Work task
Return each line of the listing that contains the string "traitement".

+++ Available records

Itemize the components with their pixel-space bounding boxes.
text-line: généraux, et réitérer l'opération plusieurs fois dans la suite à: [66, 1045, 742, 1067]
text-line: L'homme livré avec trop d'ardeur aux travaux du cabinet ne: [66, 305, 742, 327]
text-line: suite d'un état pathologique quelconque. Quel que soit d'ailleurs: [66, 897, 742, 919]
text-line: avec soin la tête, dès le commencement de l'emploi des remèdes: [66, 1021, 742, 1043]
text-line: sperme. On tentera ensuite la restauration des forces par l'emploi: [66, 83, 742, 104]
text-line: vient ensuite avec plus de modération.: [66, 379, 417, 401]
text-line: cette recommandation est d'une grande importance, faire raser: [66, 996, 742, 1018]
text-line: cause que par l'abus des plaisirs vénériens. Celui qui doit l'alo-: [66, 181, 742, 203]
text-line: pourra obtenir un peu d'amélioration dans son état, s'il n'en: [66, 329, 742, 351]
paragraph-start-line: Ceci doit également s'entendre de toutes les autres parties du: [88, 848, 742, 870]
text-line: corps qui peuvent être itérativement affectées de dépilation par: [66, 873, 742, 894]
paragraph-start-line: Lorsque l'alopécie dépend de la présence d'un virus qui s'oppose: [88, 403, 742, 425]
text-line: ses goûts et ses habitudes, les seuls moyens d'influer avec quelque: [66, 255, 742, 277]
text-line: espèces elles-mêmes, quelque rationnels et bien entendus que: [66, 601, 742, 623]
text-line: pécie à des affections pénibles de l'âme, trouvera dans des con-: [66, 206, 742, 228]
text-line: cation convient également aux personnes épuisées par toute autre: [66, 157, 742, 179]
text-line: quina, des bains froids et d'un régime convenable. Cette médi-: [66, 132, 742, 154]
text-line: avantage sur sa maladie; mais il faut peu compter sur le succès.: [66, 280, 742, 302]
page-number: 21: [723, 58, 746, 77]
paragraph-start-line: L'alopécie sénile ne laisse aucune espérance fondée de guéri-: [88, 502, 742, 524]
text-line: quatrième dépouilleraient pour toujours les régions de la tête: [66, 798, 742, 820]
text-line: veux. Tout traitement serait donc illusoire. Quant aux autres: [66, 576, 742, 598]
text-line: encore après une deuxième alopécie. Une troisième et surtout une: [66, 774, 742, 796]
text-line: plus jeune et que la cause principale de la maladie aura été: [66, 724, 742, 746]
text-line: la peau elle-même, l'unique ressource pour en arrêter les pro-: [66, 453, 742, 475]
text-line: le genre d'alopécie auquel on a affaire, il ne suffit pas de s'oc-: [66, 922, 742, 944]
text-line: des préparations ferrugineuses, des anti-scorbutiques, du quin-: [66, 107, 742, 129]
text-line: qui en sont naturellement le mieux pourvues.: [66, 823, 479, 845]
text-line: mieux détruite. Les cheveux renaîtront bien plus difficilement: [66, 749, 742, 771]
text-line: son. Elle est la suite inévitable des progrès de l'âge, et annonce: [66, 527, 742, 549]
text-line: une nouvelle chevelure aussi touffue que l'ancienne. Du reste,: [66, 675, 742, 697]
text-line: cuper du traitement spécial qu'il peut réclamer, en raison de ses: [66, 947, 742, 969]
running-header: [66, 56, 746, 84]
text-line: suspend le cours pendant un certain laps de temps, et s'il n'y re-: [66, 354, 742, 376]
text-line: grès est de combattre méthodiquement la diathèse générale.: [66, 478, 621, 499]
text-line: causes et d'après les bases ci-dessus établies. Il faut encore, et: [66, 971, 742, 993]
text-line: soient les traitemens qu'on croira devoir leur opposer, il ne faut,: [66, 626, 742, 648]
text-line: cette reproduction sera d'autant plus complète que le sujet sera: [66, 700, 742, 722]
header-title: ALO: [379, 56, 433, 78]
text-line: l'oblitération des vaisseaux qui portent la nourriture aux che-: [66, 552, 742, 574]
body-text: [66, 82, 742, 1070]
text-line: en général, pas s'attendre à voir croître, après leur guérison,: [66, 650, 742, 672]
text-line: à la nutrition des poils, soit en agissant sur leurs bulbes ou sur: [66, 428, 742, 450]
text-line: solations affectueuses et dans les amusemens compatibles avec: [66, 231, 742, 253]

++++++

Result
text-line: veux. Tout traitement serait donc illusoire. Quant aux autres: [66, 576, 742, 598]
text-line: cuper du traitement spécial qu'il peut réclamer, en raison de ses: [66, 947, 742, 969]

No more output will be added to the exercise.